▶ [Short task] Omit images. Retype all entries verbatim.

================================

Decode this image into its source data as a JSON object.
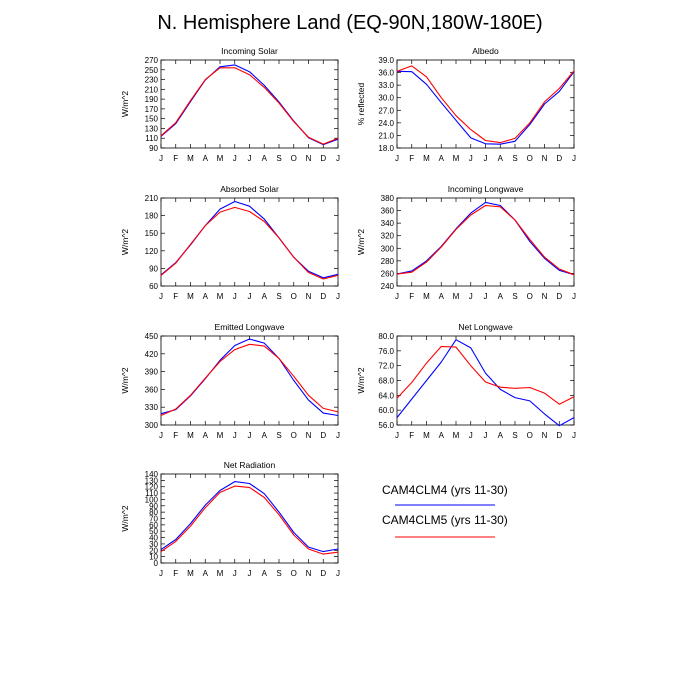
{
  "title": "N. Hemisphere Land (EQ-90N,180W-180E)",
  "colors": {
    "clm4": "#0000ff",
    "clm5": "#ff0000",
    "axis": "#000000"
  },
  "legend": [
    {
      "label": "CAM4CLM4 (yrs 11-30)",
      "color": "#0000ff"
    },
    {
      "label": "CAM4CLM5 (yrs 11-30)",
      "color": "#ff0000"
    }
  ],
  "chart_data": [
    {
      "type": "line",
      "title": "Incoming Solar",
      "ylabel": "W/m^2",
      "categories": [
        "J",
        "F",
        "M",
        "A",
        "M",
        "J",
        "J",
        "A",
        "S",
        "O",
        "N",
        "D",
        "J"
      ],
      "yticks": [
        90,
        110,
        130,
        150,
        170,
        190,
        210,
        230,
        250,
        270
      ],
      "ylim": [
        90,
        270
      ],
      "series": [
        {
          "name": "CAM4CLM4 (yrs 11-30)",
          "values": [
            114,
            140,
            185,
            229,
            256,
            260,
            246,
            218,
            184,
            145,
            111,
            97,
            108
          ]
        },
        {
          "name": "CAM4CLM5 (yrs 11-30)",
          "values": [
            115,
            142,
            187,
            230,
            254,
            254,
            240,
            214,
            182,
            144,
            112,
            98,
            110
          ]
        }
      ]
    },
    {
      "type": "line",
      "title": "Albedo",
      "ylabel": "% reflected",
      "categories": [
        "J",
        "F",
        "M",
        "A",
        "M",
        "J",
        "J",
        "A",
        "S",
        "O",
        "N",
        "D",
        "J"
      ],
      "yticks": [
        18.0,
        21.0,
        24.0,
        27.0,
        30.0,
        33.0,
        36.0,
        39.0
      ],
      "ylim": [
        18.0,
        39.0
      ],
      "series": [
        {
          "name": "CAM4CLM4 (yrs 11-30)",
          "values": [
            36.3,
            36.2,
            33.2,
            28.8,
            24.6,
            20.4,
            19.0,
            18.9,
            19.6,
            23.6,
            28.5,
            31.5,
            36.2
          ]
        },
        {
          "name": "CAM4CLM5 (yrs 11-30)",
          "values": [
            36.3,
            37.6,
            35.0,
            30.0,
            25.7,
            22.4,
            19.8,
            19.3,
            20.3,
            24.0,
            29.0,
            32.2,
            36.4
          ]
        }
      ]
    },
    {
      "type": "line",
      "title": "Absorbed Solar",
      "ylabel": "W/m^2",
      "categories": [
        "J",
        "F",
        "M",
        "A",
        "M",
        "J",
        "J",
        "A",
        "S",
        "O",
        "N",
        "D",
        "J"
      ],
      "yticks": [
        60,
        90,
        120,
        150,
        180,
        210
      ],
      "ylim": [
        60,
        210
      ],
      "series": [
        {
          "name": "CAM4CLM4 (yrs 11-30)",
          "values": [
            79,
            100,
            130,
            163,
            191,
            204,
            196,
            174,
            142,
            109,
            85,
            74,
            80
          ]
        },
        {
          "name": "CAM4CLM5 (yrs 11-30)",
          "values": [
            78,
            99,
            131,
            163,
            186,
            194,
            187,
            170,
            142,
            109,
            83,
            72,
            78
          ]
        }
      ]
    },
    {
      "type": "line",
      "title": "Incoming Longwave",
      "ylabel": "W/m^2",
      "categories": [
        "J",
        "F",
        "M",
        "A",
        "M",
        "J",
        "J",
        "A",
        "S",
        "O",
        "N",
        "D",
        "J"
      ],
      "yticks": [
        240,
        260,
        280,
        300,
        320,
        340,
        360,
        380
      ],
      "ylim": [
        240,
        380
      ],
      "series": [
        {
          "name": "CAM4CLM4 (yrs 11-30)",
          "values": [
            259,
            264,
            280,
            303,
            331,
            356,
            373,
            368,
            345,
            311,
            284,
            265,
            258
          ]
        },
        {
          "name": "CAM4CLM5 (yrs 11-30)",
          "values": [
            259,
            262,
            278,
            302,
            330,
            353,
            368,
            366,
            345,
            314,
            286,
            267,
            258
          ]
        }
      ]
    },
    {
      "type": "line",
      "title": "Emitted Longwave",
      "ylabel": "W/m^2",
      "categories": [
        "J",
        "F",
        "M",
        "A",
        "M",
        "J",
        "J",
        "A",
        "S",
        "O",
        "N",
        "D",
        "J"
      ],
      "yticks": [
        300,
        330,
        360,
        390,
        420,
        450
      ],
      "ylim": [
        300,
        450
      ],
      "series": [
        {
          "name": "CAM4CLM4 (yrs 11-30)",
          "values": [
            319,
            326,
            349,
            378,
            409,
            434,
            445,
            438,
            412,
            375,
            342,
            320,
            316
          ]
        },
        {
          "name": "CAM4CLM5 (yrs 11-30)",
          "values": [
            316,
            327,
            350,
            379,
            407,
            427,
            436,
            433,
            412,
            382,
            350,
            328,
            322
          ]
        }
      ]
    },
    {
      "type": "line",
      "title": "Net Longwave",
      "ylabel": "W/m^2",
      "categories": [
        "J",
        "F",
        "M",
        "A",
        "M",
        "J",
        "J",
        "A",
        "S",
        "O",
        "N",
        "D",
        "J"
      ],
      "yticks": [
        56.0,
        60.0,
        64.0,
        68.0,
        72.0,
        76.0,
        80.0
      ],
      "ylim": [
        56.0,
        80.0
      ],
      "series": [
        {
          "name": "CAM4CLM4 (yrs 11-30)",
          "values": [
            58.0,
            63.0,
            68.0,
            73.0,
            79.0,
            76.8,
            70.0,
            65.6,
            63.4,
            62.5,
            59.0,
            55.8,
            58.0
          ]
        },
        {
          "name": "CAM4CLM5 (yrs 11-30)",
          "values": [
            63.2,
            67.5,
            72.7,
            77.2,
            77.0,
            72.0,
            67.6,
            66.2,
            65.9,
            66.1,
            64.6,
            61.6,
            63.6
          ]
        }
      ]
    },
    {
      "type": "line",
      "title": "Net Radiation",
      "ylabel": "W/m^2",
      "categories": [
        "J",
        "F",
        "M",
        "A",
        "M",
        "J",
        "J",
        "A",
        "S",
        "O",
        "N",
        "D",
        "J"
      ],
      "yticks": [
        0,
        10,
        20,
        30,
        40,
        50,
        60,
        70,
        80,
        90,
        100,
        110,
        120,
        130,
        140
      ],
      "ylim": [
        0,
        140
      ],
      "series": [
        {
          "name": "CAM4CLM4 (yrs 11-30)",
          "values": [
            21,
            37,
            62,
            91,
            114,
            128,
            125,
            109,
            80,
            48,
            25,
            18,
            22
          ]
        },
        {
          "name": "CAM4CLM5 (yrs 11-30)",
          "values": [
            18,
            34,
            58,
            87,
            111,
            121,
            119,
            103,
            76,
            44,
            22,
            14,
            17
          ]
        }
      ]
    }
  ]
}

================================

▶ [Finished task]
Decode this image into its source data as a JSON object.
{
  "title": "N. Hemisphere Land (EQ-90N,180W-180E)",
  "colors": {
    "clm4": "#0000ff",
    "clm5": "#ff0000",
    "axis": "#000000"
  },
  "legend": [
    {
      "label": "CAM4CLM4 (yrs 11-30)",
      "color": "#0000ff"
    },
    {
      "label": "CAM4CLM5 (yrs 11-30)",
      "color": "#ff0000"
    }
  ],
  "chart_data": [
    {
      "type": "line",
      "title": "Incoming Solar",
      "ylabel": "W/m^2",
      "categories": [
        "J",
        "F",
        "M",
        "A",
        "M",
        "J",
        "J",
        "A",
        "S",
        "O",
        "N",
        "D",
        "J"
      ],
      "yticks": [
        90,
        110,
        130,
        150,
        170,
        190,
        210,
        230,
        250,
        270
      ],
      "ylim": [
        90,
        270
      ],
      "series": [
        {
          "name": "CAM4CLM4 (yrs 11-30)",
          "values": [
            114,
            140,
            185,
            229,
            256,
            260,
            246,
            218,
            184,
            145,
            111,
            97,
            108
          ]
        },
        {
          "name": "CAM4CLM5 (yrs 11-30)",
          "values": [
            115,
            142,
            187,
            230,
            254,
            254,
            240,
            214,
            182,
            144,
            112,
            98,
            110
          ]
        }
      ]
    },
    {
      "type": "line",
      "title": "Albedo",
      "ylabel": "% reflected",
      "categories": [
        "J",
        "F",
        "M",
        "A",
        "M",
        "J",
        "J",
        "A",
        "S",
        "O",
        "N",
        "D",
        "J"
      ],
      "yticks": [
        18.0,
        21.0,
        24.0,
        27.0,
        30.0,
        33.0,
        36.0,
        39.0
      ],
      "ylim": [
        18.0,
        39.0
      ],
      "series": [
        {
          "name": "CAM4CLM4 (yrs 11-30)",
          "values": [
            36.3,
            36.2,
            33.2,
            28.8,
            24.6,
            20.4,
            19.0,
            18.9,
            19.6,
            23.6,
            28.5,
            31.5,
            36.2
          ]
        },
        {
          "name": "CAM4CLM5 (yrs 11-30)",
          "values": [
            36.3,
            37.6,
            35.0,
            30.0,
            25.7,
            22.4,
            19.8,
            19.3,
            20.3,
            24.0,
            29.0,
            32.2,
            36.4
          ]
        }
      ]
    },
    {
      "type": "line",
      "title": "Absorbed Solar",
      "ylabel": "W/m^2",
      "categories": [
        "J",
        "F",
        "M",
        "A",
        "M",
        "J",
        "J",
        "A",
        "S",
        "O",
        "N",
        "D",
        "J"
      ],
      "yticks": [
        60,
        90,
        120,
        150,
        180,
        210
      ],
      "ylim": [
        60,
        210
      ],
      "series": [
        {
          "name": "CAM4CLM4 (yrs 11-30)",
          "values": [
            79,
            100,
            130,
            163,
            191,
            204,
            196,
            174,
            142,
            109,
            85,
            74,
            80
          ]
        },
        {
          "name": "CAM4CLM5 (yrs 11-30)",
          "values": [
            78,
            99,
            131,
            163,
            186,
            194,
            187,
            170,
            142,
            109,
            83,
            72,
            78
          ]
        }
      ]
    },
    {
      "type": "line",
      "title": "Incoming Longwave",
      "ylabel": "W/m^2",
      "categories": [
        "J",
        "F",
        "M",
        "A",
        "M",
        "J",
        "J",
        "A",
        "S",
        "O",
        "N",
        "D",
        "J"
      ],
      "yticks": [
        240,
        260,
        280,
        300,
        320,
        340,
        360,
        380
      ],
      "ylim": [
        240,
        380
      ],
      "series": [
        {
          "name": "CAM4CLM4 (yrs 11-30)",
          "values": [
            259,
            264,
            280,
            303,
            331,
            356,
            373,
            368,
            345,
            311,
            284,
            265,
            258
          ]
        },
        {
          "name": "CAM4CLM5 (yrs 11-30)",
          "values": [
            259,
            262,
            278,
            302,
            330,
            353,
            368,
            366,
            345,
            314,
            286,
            267,
            258
          ]
        }
      ]
    },
    {
      "type": "line",
      "title": "Emitted Longwave",
      "ylabel": "W/m^2",
      "categories": [
        "J",
        "F",
        "M",
        "A",
        "M",
        "J",
        "J",
        "A",
        "S",
        "O",
        "N",
        "D",
        "J"
      ],
      "yticks": [
        300,
        330,
        360,
        390,
        420,
        450
      ],
      "ylim": [
        300,
        450
      ],
      "series": [
        {
          "name": "CAM4CLM4 (yrs 11-30)",
          "values": [
            319,
            326,
            349,
            378,
            409,
            434,
            445,
            438,
            412,
            375,
            342,
            320,
            316
          ]
        },
        {
          "name": "CAM4CLM5 (yrs 11-30)",
          "values": [
            316,
            327,
            350,
            379,
            407,
            427,
            436,
            433,
            412,
            382,
            350,
            328,
            322
          ]
        }
      ]
    },
    {
      "type": "line",
      "title": "Net Longwave",
      "ylabel": "W/m^2",
      "categories": [
        "J",
        "F",
        "M",
        "A",
        "M",
        "J",
        "J",
        "A",
        "S",
        "O",
        "N",
        "D",
        "J"
      ],
      "yticks": [
        56.0,
        60.0,
        64.0,
        68.0,
        72.0,
        76.0,
        80.0
      ],
      "ylim": [
        56.0,
        80.0
      ],
      "series": [
        {
          "name": "CAM4CLM4 (yrs 11-30)",
          "values": [
            58.0,
            63.0,
            68.0,
            73.0,
            79.0,
            76.8,
            70.0,
            65.6,
            63.4,
            62.5,
            59.0,
            55.8,
            58.0
          ]
        },
        {
          "name": "CAM4CLM5 (yrs 11-30)",
          "values": [
            63.2,
            67.5,
            72.7,
            77.2,
            77.0,
            72.0,
            67.6,
            66.2,
            65.9,
            66.1,
            64.6,
            61.6,
            63.6
          ]
        }
      ]
    },
    {
      "type": "line",
      "title": "Net Radiation",
      "ylabel": "W/m^2",
      "categories": [
        "J",
        "F",
        "M",
        "A",
        "M",
        "J",
        "J",
        "A",
        "S",
        "O",
        "N",
        "D",
        "J"
      ],
      "yticks": [
        0,
        10,
        20,
        30,
        40,
        50,
        60,
        70,
        80,
        90,
        100,
        110,
        120,
        130,
        140
      ],
      "ylim": [
        0,
        140
      ],
      "series": [
        {
          "name": "CAM4CLM4 (yrs 11-30)",
          "values": [
            21,
            37,
            62,
            91,
            114,
            128,
            125,
            109,
            80,
            48,
            25,
            18,
            22
          ]
        },
        {
          "name": "CAM4CLM5 (yrs 11-30)",
          "values": [
            18,
            34,
            58,
            87,
            111,
            121,
            119,
            103,
            76,
            44,
            22,
            14,
            17
          ]
        }
      ]
    }
  ]
}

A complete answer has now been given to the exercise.